━━ TASK INPUTS
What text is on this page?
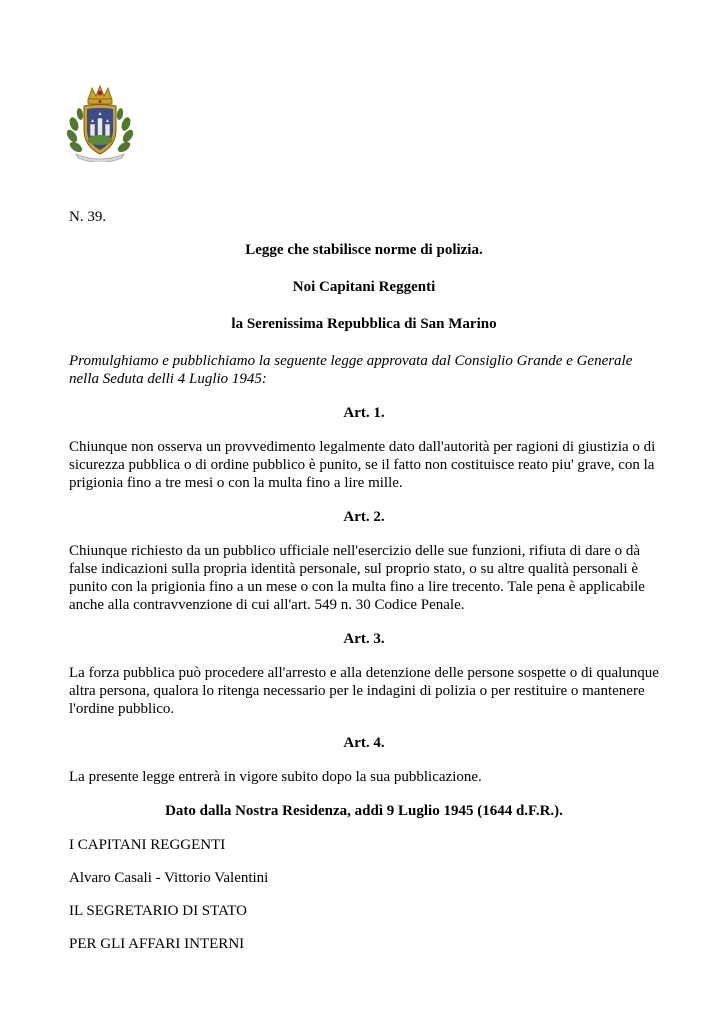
N. 39.

Legge che stabilisce norme di polizia.

Noi Capitani Reggenti

la Serenissima Repubblica di San Marino

Promulghiamo e pubblichiamo la seguente legge approvata dal Consiglio Grande e Generale nella Seduta delli 4 Luglio 1945:

Art. 1.

Chiunque non osserva un provvedimento legalmente dato dall'autorità per ragioni di giustizia o di sicurezza pubblica o di ordine pubblico è punito, se il fatto non costituisce reato piu' grave, con la prigionia fino a tre mesi o con la multa fino a lire mille.

Art. 2.

Chiunque richiesto da un pubblico ufficiale nell'esercizio delle sue funzioni, rifiuta di dare o dà false indicazioni sulla propria identità personale, sul proprio stato, o su altre qualità personali è punito con la prigionia fino a un mese o con la multa fino a lire trecento. Tale pena è applicabile anche alla contravvenzione di cui all'art. 549 n. 30 Codice Penale.

Art. 3.

La forza pubblica può procedere all'arresto e alla detenzione delle persone sospette o di qualunque altra persona, qualora lo ritenga necessario per le indagini di polizia o per restituire o mantenere l'ordine pubblico.

Art. 4.

La presente legge entrerà in vigore subito dopo la sua pubblicazione.

Dato dalla Nostra Residenza, addì 9 Luglio 1945 (1644 d.F.R.).

I CAPITANI REGGENTI

Alvaro Casali - Vittorio Valentini

IL SEGRETARIO DI STATO

PER GLI AFFARI INTERNI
━━━━
Scan the material above for the word "Luglio". Copy each line where it occurs.

Promulghiamo e pubblichiamo la seguente legge approvata dal Consiglio Grande e Generale nella Seduta delli 4 Luglio 1945:
Dato dalla Nostra Residenza, addì 9 Luglio 1945 (1644 d.F.R.).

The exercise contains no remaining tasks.